Dataset listings of figures
#####
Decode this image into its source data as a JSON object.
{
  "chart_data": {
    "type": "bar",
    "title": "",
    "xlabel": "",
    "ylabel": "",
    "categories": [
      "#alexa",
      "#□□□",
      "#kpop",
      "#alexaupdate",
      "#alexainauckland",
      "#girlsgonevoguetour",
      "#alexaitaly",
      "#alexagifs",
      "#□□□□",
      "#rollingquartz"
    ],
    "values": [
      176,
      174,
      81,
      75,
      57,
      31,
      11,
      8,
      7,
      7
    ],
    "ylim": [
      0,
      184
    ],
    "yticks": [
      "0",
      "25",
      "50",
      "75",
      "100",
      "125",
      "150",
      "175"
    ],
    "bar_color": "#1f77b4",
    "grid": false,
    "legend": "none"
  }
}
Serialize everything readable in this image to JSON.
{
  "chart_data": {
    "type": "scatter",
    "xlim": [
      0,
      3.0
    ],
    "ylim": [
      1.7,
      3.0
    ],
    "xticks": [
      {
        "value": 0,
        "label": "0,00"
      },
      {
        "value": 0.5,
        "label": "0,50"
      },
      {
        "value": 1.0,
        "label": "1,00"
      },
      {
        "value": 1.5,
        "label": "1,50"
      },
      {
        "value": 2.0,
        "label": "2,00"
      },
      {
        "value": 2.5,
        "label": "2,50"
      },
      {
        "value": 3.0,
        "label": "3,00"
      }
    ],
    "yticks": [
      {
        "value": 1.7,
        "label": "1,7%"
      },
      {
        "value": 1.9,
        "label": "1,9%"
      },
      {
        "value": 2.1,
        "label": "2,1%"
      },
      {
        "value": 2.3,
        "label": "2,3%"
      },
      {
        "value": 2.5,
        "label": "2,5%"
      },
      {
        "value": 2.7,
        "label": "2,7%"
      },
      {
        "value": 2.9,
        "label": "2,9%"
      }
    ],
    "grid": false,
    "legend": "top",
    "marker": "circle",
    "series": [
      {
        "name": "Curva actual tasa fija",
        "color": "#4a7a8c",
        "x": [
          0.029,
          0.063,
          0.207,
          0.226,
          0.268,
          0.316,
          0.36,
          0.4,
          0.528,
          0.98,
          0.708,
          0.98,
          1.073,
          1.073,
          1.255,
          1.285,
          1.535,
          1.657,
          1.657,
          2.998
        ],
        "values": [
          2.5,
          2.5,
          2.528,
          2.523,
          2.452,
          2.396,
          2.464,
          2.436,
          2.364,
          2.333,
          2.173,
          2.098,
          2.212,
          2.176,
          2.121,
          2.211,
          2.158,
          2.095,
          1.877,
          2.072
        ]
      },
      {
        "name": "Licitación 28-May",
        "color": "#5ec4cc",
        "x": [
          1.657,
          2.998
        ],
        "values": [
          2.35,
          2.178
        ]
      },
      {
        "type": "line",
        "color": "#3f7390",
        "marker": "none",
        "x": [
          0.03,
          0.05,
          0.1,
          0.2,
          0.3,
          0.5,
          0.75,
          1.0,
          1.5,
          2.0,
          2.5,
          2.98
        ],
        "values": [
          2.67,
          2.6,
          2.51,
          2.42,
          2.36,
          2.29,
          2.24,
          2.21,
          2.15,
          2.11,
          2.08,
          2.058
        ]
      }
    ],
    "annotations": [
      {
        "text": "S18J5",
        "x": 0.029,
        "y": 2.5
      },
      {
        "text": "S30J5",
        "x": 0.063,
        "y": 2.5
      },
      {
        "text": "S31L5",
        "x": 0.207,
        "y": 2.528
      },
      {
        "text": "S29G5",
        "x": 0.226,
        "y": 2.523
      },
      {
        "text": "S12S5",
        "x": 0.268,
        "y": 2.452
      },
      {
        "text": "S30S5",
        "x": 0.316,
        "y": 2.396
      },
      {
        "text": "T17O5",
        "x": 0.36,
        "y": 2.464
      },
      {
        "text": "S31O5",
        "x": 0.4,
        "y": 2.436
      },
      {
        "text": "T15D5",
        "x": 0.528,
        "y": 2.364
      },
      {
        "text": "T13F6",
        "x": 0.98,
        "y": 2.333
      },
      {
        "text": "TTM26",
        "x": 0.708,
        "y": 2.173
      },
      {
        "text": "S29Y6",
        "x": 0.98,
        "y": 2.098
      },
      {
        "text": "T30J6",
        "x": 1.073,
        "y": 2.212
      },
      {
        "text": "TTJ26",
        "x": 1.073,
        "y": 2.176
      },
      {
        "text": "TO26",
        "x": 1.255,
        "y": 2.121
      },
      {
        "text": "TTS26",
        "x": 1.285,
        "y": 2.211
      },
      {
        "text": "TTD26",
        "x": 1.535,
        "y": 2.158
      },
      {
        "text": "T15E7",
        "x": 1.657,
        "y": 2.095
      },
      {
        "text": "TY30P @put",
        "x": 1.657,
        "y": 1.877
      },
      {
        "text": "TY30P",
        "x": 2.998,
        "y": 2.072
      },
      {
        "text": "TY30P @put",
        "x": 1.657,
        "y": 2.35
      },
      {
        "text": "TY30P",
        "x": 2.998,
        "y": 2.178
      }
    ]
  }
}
#####
■ REQUEST ■
All lines that include "name" are to be gathered and copied.

■ SOLUTION ■
        "name": "Curva actual tasa fija",
        "name": "Licitación 28-May",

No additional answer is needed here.